== Exercise material

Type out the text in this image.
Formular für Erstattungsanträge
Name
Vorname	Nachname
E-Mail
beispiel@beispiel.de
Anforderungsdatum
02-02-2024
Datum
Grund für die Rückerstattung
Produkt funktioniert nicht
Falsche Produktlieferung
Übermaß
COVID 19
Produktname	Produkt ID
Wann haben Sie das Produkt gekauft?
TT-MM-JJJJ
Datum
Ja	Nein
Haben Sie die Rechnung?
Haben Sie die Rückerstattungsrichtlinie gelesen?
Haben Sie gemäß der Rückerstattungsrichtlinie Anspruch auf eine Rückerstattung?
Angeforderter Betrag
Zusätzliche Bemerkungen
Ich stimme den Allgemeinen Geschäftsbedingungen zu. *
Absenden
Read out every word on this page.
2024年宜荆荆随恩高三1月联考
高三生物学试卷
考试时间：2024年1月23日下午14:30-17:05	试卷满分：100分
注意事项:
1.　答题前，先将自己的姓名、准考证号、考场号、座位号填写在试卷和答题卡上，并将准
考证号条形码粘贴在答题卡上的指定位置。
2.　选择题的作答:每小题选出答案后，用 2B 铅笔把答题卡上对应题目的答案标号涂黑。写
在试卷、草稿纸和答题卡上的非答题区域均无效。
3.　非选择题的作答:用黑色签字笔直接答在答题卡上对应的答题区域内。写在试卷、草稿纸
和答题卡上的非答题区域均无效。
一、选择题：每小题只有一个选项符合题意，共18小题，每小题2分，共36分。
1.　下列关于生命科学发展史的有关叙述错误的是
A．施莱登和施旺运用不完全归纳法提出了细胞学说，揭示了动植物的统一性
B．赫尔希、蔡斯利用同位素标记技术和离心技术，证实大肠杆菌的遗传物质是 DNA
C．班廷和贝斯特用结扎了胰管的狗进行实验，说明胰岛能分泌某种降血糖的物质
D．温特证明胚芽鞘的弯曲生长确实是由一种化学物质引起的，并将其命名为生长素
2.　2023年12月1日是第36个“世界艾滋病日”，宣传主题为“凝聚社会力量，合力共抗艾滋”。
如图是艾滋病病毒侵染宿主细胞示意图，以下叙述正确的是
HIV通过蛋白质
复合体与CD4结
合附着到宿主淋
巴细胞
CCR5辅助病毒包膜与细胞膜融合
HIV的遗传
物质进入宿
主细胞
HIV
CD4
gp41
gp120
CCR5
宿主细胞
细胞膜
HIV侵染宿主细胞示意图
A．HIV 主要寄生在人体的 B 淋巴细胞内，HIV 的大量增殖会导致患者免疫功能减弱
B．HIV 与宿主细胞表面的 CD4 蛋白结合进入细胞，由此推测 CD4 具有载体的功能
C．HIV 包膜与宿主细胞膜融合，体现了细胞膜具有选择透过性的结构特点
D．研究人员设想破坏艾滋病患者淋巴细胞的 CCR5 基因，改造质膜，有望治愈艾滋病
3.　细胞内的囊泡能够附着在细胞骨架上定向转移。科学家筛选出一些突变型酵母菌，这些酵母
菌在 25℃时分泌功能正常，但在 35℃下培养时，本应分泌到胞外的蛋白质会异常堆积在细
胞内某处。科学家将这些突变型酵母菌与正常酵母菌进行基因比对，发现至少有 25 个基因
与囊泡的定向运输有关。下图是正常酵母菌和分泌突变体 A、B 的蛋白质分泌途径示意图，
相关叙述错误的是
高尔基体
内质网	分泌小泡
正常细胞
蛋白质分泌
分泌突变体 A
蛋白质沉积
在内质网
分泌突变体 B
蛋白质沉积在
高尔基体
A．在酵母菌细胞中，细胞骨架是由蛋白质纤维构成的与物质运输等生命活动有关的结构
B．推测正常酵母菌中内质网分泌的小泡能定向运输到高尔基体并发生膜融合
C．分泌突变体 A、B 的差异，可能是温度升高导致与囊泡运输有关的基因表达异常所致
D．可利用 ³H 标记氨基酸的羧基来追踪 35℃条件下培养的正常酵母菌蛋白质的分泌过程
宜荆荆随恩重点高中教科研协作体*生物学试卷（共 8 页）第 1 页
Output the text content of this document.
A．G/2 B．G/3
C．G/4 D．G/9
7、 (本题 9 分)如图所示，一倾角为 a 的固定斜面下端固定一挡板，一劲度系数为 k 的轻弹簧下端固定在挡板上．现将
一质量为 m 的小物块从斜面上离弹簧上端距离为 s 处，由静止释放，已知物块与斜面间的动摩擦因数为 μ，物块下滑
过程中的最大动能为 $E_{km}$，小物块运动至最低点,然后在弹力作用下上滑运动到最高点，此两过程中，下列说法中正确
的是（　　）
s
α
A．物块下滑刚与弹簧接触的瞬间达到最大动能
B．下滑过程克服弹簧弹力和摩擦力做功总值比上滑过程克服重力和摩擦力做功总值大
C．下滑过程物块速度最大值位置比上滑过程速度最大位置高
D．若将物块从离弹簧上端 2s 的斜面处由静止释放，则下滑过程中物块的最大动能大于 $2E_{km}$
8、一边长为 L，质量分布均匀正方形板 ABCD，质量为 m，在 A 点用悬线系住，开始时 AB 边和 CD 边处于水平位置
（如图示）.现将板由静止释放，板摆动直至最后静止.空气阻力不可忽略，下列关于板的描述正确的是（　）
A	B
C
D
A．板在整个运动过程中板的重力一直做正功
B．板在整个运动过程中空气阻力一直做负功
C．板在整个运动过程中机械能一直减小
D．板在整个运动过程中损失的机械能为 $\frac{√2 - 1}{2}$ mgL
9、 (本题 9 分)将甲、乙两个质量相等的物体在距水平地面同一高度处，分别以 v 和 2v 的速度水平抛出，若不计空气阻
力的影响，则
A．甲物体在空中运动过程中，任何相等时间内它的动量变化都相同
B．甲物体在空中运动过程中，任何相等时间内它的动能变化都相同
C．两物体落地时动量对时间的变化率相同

====

# Your objective
Using the records above, select and copy every line that has the word "this".

# Worked solution
Type out the text in this image.
Read out every word on this page.
Output the text content of this document.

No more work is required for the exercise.